* _WRITTEN REQUEST_: Copy out all lines that hold "Cost".

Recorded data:
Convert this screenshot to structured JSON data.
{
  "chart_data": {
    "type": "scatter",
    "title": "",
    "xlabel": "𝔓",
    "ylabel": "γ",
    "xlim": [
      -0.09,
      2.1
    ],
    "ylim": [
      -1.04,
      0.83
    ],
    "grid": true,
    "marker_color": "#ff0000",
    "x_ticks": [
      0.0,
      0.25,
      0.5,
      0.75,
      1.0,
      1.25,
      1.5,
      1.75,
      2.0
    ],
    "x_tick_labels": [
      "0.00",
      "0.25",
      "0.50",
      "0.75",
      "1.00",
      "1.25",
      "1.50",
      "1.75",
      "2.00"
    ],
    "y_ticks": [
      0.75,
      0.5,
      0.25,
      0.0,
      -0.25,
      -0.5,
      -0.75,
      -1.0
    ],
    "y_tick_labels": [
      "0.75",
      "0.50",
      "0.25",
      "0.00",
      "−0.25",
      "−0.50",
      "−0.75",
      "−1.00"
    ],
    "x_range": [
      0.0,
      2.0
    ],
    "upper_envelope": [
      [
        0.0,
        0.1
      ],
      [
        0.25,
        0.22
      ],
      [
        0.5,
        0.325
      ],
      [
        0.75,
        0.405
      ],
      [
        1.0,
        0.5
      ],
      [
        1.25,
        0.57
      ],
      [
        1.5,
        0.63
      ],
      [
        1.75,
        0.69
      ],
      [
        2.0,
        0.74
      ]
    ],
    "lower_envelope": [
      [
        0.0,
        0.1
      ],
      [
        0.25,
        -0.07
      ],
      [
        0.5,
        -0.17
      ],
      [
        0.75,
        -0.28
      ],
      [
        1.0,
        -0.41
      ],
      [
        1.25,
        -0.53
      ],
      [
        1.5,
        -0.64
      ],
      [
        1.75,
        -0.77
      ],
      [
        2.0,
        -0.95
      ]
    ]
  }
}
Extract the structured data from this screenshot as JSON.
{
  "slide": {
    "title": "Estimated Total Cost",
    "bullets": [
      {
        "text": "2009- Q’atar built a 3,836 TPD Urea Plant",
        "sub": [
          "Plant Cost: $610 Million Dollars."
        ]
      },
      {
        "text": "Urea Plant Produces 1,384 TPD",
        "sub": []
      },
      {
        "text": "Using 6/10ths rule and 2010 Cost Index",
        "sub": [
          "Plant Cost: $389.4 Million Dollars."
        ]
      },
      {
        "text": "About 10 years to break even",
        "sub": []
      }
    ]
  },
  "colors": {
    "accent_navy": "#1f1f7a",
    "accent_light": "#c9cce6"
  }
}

* _TASK ANSWER_:
    "title": "Estimated Total Cost",
          "Plant Cost: $610 Million Dollars."
        "text": "Using 6/10ths rule and 2010 Cost Index",
          "Plant Cost: $389.4 Million Dollars."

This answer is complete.